**Stated exercise**
Copy out each line exactly as it appears.

◆ ◆ ◆

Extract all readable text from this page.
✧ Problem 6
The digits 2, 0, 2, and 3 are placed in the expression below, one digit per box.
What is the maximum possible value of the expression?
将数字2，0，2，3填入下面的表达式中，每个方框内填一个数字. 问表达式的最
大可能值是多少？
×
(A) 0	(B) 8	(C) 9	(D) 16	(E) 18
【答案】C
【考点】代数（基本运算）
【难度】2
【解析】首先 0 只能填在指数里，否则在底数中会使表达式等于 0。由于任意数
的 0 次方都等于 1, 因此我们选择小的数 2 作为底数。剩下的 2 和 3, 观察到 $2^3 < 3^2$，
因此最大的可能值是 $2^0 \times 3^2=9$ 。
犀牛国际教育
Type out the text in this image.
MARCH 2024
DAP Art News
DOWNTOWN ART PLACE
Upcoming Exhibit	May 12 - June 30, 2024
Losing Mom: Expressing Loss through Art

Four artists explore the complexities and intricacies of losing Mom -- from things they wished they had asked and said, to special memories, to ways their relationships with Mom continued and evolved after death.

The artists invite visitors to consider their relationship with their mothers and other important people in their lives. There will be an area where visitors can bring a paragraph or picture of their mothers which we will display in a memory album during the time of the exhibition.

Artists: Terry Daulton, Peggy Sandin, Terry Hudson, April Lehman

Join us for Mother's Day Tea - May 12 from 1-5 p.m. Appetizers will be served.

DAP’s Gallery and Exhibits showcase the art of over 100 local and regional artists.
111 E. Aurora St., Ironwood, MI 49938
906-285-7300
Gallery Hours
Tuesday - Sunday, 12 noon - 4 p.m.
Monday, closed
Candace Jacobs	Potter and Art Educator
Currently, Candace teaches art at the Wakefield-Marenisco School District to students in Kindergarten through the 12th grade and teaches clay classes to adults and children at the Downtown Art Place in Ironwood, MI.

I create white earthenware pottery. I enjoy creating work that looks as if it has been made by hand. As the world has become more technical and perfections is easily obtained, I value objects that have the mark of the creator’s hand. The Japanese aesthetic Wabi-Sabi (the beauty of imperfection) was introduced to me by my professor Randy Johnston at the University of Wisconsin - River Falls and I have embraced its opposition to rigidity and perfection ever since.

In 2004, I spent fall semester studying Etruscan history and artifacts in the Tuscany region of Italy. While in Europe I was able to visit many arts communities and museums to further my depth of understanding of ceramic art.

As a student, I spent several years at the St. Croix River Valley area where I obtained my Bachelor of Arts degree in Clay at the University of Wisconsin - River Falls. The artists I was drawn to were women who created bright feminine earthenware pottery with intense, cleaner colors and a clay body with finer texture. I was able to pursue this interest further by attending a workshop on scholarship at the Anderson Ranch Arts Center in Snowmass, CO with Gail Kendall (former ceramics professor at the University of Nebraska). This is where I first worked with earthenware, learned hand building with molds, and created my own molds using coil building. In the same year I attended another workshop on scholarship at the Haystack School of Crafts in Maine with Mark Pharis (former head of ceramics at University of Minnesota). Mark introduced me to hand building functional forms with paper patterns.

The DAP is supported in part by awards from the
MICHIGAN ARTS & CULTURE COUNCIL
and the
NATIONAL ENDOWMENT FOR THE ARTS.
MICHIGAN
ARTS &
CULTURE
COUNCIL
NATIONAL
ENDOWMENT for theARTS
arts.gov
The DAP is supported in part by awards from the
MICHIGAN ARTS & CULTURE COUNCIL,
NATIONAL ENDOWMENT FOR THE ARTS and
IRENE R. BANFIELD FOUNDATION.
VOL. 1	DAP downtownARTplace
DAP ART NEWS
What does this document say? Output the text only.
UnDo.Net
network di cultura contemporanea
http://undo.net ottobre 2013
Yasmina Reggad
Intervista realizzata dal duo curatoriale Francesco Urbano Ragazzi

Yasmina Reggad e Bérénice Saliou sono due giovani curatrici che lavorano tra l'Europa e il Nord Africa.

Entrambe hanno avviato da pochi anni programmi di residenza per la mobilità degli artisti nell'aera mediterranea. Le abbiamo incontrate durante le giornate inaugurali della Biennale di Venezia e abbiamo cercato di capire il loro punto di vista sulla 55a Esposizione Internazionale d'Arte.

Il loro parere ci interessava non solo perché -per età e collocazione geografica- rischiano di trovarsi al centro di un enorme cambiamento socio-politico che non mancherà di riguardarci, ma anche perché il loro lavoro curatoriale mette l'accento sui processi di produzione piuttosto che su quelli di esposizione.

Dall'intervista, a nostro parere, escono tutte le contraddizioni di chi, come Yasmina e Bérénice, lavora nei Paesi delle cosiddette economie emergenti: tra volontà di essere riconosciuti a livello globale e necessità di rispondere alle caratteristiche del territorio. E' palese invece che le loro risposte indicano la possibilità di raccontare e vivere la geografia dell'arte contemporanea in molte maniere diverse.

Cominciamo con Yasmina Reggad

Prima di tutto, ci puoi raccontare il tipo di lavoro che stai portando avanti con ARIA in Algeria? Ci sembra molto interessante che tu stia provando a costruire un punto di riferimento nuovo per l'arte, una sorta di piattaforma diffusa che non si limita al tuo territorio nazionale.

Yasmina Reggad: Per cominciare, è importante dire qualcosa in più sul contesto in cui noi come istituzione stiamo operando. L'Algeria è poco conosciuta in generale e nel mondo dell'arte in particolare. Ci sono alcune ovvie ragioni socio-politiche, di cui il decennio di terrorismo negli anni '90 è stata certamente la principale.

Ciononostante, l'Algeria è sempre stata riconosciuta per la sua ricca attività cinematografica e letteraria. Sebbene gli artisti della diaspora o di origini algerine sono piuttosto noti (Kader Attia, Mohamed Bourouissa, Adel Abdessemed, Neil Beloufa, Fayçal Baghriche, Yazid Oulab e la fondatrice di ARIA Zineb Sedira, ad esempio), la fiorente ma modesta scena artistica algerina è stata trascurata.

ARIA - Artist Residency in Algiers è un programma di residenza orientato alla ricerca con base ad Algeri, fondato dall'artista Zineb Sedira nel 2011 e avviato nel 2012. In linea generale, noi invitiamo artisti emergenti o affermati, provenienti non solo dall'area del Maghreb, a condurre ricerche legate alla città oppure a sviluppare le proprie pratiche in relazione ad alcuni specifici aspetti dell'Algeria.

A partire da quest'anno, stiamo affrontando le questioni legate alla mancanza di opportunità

◆ ◆ ◆

**Response to this exercise**
Extract all readable text from this page.
✧ Problem 6
The digits 2, 0, 2, and 3 are placed in the expression below, one digit per box.
What is the maximum possible value of the expression?
将数字2，0，2，3填入下面的表达式中，每个方框内填一个数字. 问表达式的最
大可能值是多少？
×
(A) 0	(B) 8	(C) 9	(D) 16	(E) 18
【答案】C
【考点】代数（基本运算）
【难度】2
【解析】首先 0 只能填在指数里，否则在底数中会使表达式等于 0。由于任意数
的 0 次方都等于 1, 因此我们选择小的数 2 作为底数。剩下的 2 和 3, 观察到 $2^3 < 3^2$，
因此最大的可能值是 $2^0 \times 3^2=9$ 。
犀牛国际教育
Type out the text in this image.
MARCH 2024
DAP Art News
DOWNTOWN ART PLACE
Upcoming Exhibit	May 12 - June 30, 2024
Losing Mom: Expressing Loss through Art

Four artists explore the complexities and intricacies of losing Mom -- from things they wished they had asked and said, to special memories, to ways their relationships with Mom continued and evolved after death.

The artists invite visitors to consider their relationship with their mothers and other important people in their lives. There will be an area where visitors can bring a paragraph or picture of their mothers which we will display in a memory album during the time of the exhibition.

Artists: Terry Daulton, Peggy Sandin, Terry Hudson, April Lehman

Join us for Mother's Day Tea - May 12 from 1-5 p.m. Appetizers will be served.

DAP’s Gallery and Exhibits showcase the art of over 100 local and regional artists.
111 E. Aurora St., Ironwood, MI 49938
906-285-7300
Gallery Hours
Tuesday - Sunday, 12 noon - 4 p.m.
Monday, closed
Candace Jacobs	Potter and Art Educator
Currently, Candace teaches art at the Wakefield-Marenisco School District to students in Kindergarten through the 12th grade and teaches clay classes to adults and children at the Downtown Art Place in Ironwood, MI.

I create white earthenware pottery. I enjoy creating work that looks as if it has been made by hand. As the world has become more technical and perfections is easily obtained, I value objects that have the mark of the creator’s hand. The Japanese aesthetic Wabi-Sabi (the beauty of imperfection) was introduced to me by my professor Randy Johnston at the University of Wisconsin - River Falls and I have embraced its opposition to rigidity and perfection ever since.

In 2004, I spent fall semester studying Etruscan history and artifacts in the Tuscany region of Italy. While in Europe I was able to visit many arts communities and museums to further my depth of understanding of ceramic art.

As a student, I spent several years at the St. Croix River Valley area where I obtained my Bachelor of Arts degree in Clay at the University of Wisconsin - River Falls. The artists I was drawn to were women who created bright feminine earthenware pottery with intense, cleaner colors and a clay body with finer texture. I was able to pursue this interest further by attending a workshop on scholarship at the Anderson Ranch Arts Center in Snowmass, CO with Gail Kendall (former ceramics professor at the University of Nebraska). This is where I first worked with earthenware, learned hand building with molds, and created my own molds using coil building. In the same year I attended another workshop on scholarship at the Haystack School of Crafts in Maine with Mark Pharis (former head of ceramics at University of Minnesota). Mark introduced me to hand building functional forms with paper patterns.

The DAP is supported in part by awards from the
MICHIGAN ARTS & CULTURE COUNCIL
and the
NATIONAL ENDOWMENT FOR THE ARTS.
MICHIGAN
ARTS &
CULTURE
COUNCIL
NATIONAL
ENDOWMENT for theARTS
arts.gov
The DAP is supported in part by awards from the
MICHIGAN ARTS & CULTURE COUNCIL,
NATIONAL ENDOWMENT FOR THE ARTS and
IRENE R. BANFIELD FOUNDATION.
VOL. 1	DAP downtownARTplace
DAP ART NEWS
What does this document say? Output the text only.
UnDo.Net
network di cultura contemporanea
http://undo.net ottobre 2013
Yasmina Reggad
Intervista realizzata dal duo curatoriale Francesco Urbano Ragazzi

Yasmina Reggad e Bérénice Saliou sono due giovani curatrici che lavorano tra l'Europa e il Nord Africa.

Entrambe hanno avviato da pochi anni programmi di residenza per la mobilità degli artisti nell'aera mediterranea. Le abbiamo incontrate durante le giornate inaugurali della Biennale di Venezia e abbiamo cercato di capire il loro punto di vista sulla 55a Esposizione Internazionale d'Arte.

Il loro parere ci interessava non solo perché -per età e collocazione geografica- rischiano di trovarsi al centro di un enorme cambiamento socio-politico che non mancherà di riguardarci, ma anche perché il loro lavoro curatoriale mette l'accento sui processi di produzione piuttosto che su quelli di esposizione.

Dall'intervista, a nostro parere, escono tutte le contraddizioni di chi, come Yasmina e Bérénice, lavora nei Paesi delle cosiddette economie emergenti: tra volontà di essere riconosciuti a livello globale e necessità di rispondere alle caratteristiche del territorio. E' palese invece che le loro risposte indicano la possibilità di raccontare e vivere la geografia dell'arte contemporanea in molte maniere diverse.

Cominciamo con Yasmina Reggad

Prima di tutto, ci puoi raccontare il tipo di lavoro che stai portando avanti con ARIA in Algeria? Ci sembra molto interessante che tu stia provando a costruire un punto di riferimento nuovo per l'arte, una sorta di piattaforma diffusa che non si limita al tuo territorio nazionale.

Yasmina Reggad: Per cominciare, è importante dire qualcosa in più sul contesto in cui noi come istituzione stiamo operando. L'Algeria è poco conosciuta in generale e nel mondo dell'arte in particolare. Ci sono alcune ovvie ragioni socio-politiche, di cui il decennio di terrorismo negli anni '90 è stata certamente la principale.

Ciononostante, l'Algeria è sempre stata riconosciuta per la sua ricca attività cinematografica e letteraria. Sebbene gli artisti della diaspora o di origini algerine sono piuttosto noti (Kader Attia, Mohamed Bourouissa, Adel Abdessemed, Neil Beloufa, Fayçal Baghriche, Yazid Oulab e la fondatrice di ARIA Zineb Sedira, ad esempio), la fiorente ma modesta scena artistica algerina è stata trascurata.

ARIA - Artist Residency in Algiers è un programma di residenza orientato alla ricerca con base ad Algeri, fondato dall'artista Zineb Sedira nel 2011 e avviato nel 2012. In linea generale, noi invitiamo artisti emergenti o affermati, provenienti non solo dall'area del Maghreb, a condurre ricerche legate alla città oppure a sviluppare le proprie pratiche in relazione ad alcuni specifici aspetti dell'Algeria.

A partire da quest'anno, stiamo affrontando le questioni legate alla mancanza di opportunità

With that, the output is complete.